**YOUR INSTRUCTIONS:** Find the number of lines containing the string "name" in the data. Answer with the number by itself.

**EXERCISE MATERIALS:**
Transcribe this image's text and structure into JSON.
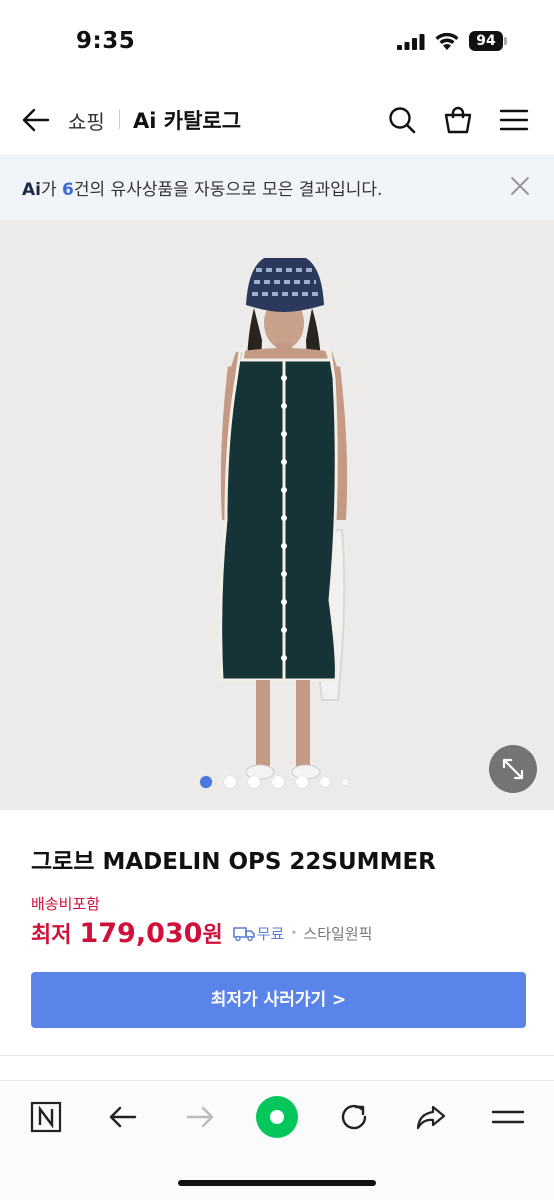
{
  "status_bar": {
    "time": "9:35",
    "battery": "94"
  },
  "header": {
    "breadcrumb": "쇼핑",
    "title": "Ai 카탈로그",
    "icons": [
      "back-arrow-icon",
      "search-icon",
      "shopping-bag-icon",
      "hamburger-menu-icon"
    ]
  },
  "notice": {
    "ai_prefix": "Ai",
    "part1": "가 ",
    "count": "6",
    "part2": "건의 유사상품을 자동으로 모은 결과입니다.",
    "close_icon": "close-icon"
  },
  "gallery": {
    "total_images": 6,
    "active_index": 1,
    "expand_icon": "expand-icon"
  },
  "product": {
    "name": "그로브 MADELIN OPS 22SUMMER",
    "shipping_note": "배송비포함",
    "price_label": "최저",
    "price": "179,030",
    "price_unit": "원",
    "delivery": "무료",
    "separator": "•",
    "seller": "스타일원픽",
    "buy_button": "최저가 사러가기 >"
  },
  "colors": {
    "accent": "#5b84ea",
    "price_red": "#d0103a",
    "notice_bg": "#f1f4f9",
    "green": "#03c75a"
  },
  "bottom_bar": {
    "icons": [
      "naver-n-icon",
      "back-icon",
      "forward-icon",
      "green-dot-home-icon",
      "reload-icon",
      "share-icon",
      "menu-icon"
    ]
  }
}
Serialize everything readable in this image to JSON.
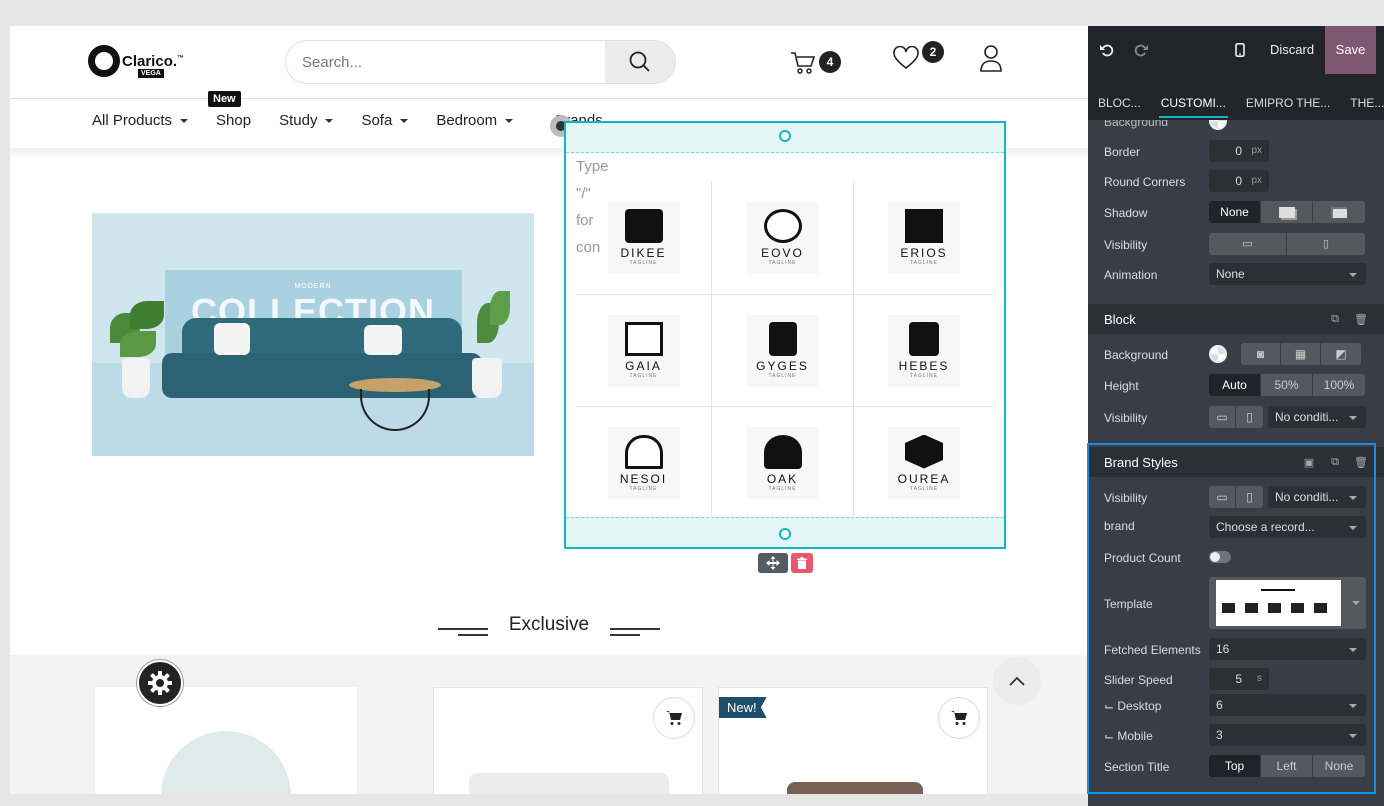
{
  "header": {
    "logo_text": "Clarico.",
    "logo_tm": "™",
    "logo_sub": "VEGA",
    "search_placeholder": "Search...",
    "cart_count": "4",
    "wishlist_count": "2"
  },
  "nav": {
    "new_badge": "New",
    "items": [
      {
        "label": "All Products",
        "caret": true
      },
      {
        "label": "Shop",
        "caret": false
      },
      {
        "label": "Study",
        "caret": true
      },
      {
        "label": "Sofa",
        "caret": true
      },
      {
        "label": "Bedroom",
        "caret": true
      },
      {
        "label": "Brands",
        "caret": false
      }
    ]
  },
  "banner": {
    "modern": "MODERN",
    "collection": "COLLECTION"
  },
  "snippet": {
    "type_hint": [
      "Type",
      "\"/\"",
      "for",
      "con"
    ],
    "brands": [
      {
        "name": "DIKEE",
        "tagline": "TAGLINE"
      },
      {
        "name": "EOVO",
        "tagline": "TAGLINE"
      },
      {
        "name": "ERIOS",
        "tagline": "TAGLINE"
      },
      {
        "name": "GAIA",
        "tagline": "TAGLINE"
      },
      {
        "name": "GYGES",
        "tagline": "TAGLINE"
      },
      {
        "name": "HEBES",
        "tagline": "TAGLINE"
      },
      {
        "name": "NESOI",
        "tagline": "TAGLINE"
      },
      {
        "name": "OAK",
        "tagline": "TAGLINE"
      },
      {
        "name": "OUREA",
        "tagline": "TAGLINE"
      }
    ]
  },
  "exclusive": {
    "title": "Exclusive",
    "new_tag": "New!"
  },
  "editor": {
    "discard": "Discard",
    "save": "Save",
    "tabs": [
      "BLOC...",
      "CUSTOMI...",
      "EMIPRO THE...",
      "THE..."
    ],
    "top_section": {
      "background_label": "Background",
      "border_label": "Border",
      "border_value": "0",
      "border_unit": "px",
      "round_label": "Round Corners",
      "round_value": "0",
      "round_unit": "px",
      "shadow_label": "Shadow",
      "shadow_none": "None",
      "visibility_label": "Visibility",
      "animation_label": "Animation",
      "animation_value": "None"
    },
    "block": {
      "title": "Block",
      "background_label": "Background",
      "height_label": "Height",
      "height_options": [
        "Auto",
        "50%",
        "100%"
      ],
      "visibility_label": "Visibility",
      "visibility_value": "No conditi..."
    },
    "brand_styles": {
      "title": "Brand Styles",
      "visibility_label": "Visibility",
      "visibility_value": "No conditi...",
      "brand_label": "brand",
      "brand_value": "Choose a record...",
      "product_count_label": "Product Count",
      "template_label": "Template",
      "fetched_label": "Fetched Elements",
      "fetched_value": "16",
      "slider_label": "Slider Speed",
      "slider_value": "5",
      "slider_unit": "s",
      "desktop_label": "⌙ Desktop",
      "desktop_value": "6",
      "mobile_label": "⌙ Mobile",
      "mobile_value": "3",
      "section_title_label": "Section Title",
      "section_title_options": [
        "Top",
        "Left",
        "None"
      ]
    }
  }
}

**TASK OUTPUT:** 10